Start of Material shown
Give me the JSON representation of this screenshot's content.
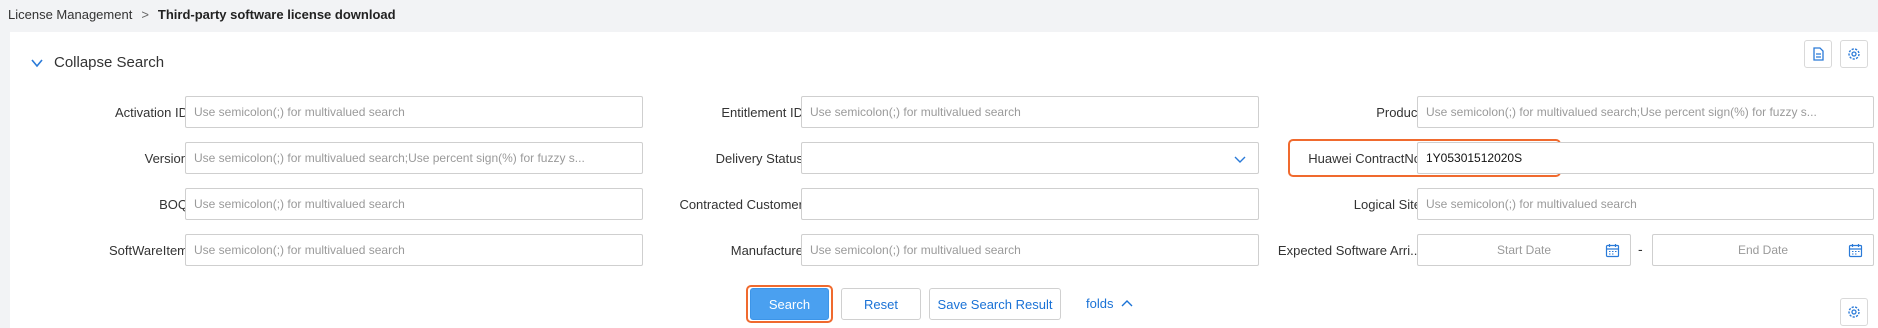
{
  "breadcrumb": {
    "parent": "License Management",
    "separator": ">",
    "current": "Third-party software license download"
  },
  "search_panel": {
    "collapse_label": "Collapse Search"
  },
  "fields": {
    "activation_id": {
      "label": "Activation ID",
      "placeholder": "Use semicolon(;) for multivalued search"
    },
    "entitlement_id": {
      "label": "Entitlement ID",
      "placeholder": "Use semicolon(;) for multivalued search"
    },
    "product": {
      "label": "Product",
      "placeholder": "Use semicolon(;) for multivalued search;Use percent sign(%) for fuzzy s..."
    },
    "version": {
      "label": "Version",
      "placeholder": "Use semicolon(;) for multivalued search;Use percent sign(%) for fuzzy s..."
    },
    "delivery_status": {
      "label": "Delivery Status",
      "value": ""
    },
    "huawei_contract_no": {
      "label": "Huawei ContractNo",
      "value": "1Y05301512020S"
    },
    "boq": {
      "label": "BOQ",
      "placeholder": "Use semicolon(;) for multivalued search"
    },
    "contracted_customer": {
      "label": "Contracted Customer",
      "value": ""
    },
    "logical_site": {
      "label": "Logical Site",
      "placeholder": "Use semicolon(;) for multivalued search"
    },
    "software_item": {
      "label": "SoftWareItem",
      "placeholder": "Use semicolon(;) for multivalued search"
    },
    "manufacture": {
      "label": "Manufacture",
      "placeholder": "Use semicolon(;) for multivalued search"
    },
    "expected_arrival": {
      "label": "Expected Software Arri...",
      "start_placeholder": "Start Date",
      "separator": "-",
      "end_placeholder": "End Date"
    }
  },
  "actions": {
    "search": "Search",
    "reset": "Reset",
    "save_search_result": "Save Search Result",
    "folds": "folds"
  },
  "colors": {
    "primary": "#4aa0f0",
    "link": "#1a72d6",
    "highlight": "#f06a2e"
  },
  "icons": [
    "chevron-down-icon",
    "document-icon",
    "settings-icon",
    "calendar-icon",
    "chevron-up-icon"
  ]
}
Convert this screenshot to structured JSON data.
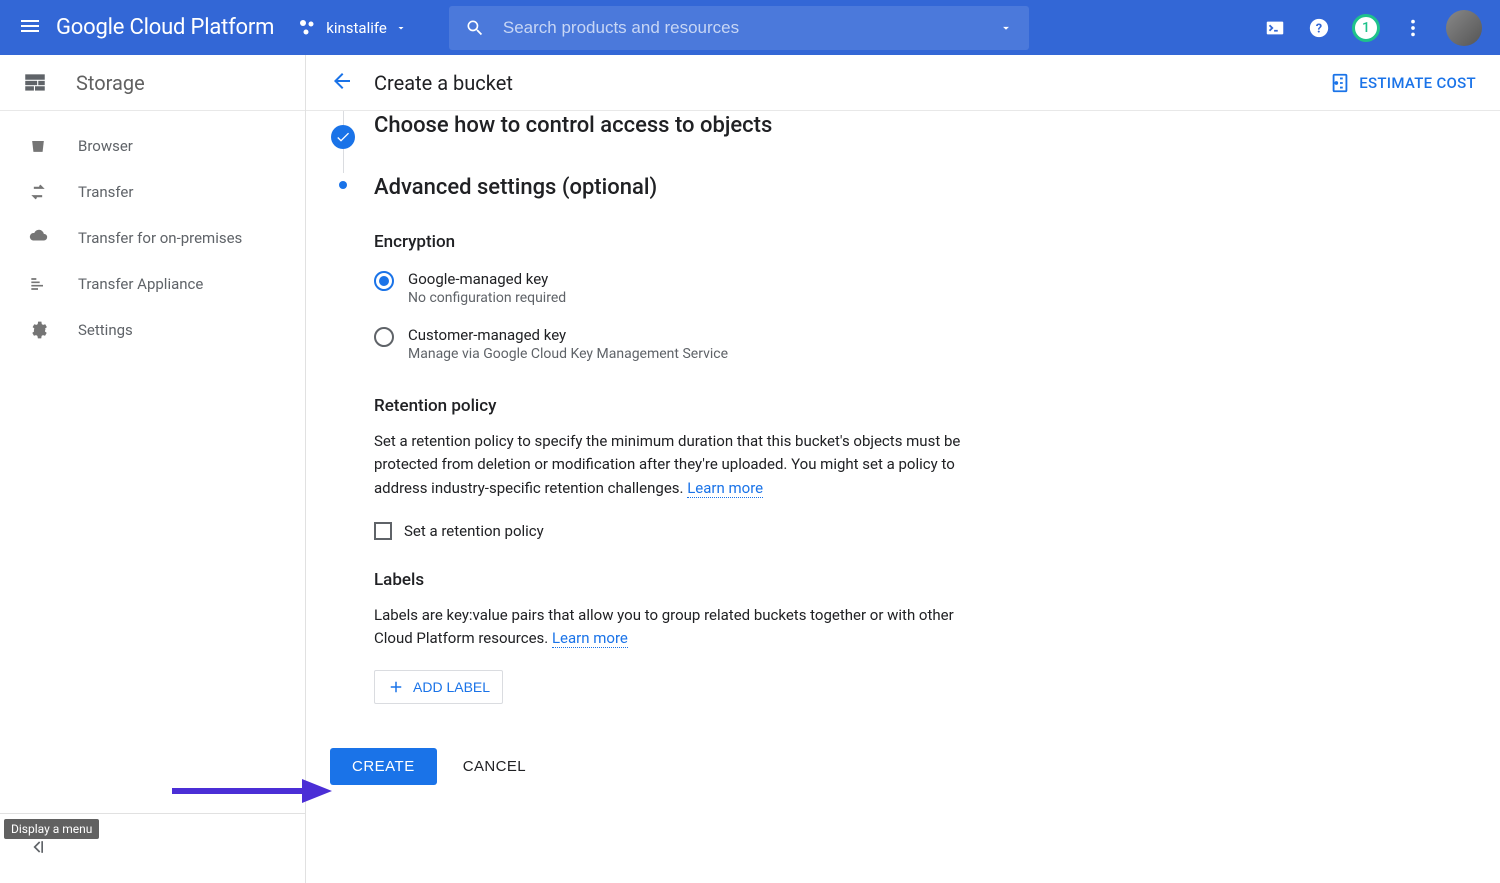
{
  "header": {
    "product": "Google Cloud Platform",
    "project": "kinstalife",
    "search_placeholder": "Search products and resources",
    "badge_count": "1"
  },
  "sidebar": {
    "title": "Storage",
    "items": [
      {
        "label": "Browser"
      },
      {
        "label": "Transfer"
      },
      {
        "label": "Transfer for on-premises"
      },
      {
        "label": "Transfer Appliance"
      },
      {
        "label": "Settings"
      }
    ],
    "tooltip": "Display a menu"
  },
  "page": {
    "title": "Create a bucket",
    "estimate_label": "ESTIMATE COST"
  },
  "steps": {
    "access": {
      "title": "Choose how to control access to objects"
    },
    "advanced": {
      "title": "Advanced settings (optional)",
      "encryption": {
        "heading": "Encryption",
        "google": {
          "label": "Google-managed key",
          "sub": "No configuration required"
        },
        "customer": {
          "label": "Customer-managed key",
          "sub": "Manage via Google Cloud Key Management Service"
        }
      },
      "retention": {
        "heading": "Retention policy",
        "desc": "Set a retention policy to specify the minimum duration that this bucket's objects must be protected from deletion or modification after they're uploaded. You might set a policy to address industry-specific retention challenges. ",
        "learn": "Learn more",
        "checkbox": "Set a retention policy"
      },
      "labels": {
        "heading": "Labels",
        "desc": "Labels are key:value pairs that allow you to group related buckets together or with other Cloud Platform resources. ",
        "learn": "Learn more",
        "add_btn": "ADD LABEL"
      }
    }
  },
  "actions": {
    "create": "CREATE",
    "cancel": "CANCEL"
  }
}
End of Material shown
# [Exercise requirements]
Gather each line that holds "managed".

# [Exercise output]
          "label": "Google-managed key",
          "label": "Customer-managed key",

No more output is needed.